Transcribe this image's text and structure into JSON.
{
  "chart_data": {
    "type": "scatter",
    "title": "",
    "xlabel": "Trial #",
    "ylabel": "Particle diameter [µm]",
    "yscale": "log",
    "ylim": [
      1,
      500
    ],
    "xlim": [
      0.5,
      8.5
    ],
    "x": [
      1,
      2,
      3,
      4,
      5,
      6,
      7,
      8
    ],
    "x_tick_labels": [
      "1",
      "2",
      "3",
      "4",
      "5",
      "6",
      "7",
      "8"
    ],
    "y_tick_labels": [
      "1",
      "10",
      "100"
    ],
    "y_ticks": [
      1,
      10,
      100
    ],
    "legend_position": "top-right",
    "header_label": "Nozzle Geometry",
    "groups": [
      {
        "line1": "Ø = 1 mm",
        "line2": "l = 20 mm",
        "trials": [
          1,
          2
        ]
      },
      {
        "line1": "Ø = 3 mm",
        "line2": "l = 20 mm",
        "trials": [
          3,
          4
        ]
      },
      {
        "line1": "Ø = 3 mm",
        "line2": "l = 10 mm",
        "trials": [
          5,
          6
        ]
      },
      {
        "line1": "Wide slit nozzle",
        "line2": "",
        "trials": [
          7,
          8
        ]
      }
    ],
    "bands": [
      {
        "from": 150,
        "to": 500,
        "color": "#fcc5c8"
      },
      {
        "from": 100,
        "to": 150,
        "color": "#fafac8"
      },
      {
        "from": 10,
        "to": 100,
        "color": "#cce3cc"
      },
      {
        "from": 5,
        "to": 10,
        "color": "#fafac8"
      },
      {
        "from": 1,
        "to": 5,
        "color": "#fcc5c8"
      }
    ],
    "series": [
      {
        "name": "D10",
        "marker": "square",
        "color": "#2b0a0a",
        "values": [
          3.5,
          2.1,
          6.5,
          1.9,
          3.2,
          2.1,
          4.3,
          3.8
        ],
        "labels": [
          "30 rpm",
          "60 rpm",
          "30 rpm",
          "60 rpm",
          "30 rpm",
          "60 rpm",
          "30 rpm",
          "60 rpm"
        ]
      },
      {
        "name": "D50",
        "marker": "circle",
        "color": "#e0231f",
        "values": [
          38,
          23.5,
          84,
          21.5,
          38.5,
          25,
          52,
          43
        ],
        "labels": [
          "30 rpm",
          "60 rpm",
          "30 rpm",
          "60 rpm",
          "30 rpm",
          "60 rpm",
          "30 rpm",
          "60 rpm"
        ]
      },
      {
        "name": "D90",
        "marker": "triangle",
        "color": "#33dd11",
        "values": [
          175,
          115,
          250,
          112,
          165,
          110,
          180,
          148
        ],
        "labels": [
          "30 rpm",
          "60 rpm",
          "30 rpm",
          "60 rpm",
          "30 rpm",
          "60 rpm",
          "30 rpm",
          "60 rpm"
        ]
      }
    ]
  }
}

━━━━━━━━━━━━━━━━━━━━

WHAT TO DO
Identify each line in the entries with the word "from" and copy it.

ANSWER
        "from": 150,
        "from": 100,
        "from": 10,
        "from": 5,
        "from": 1,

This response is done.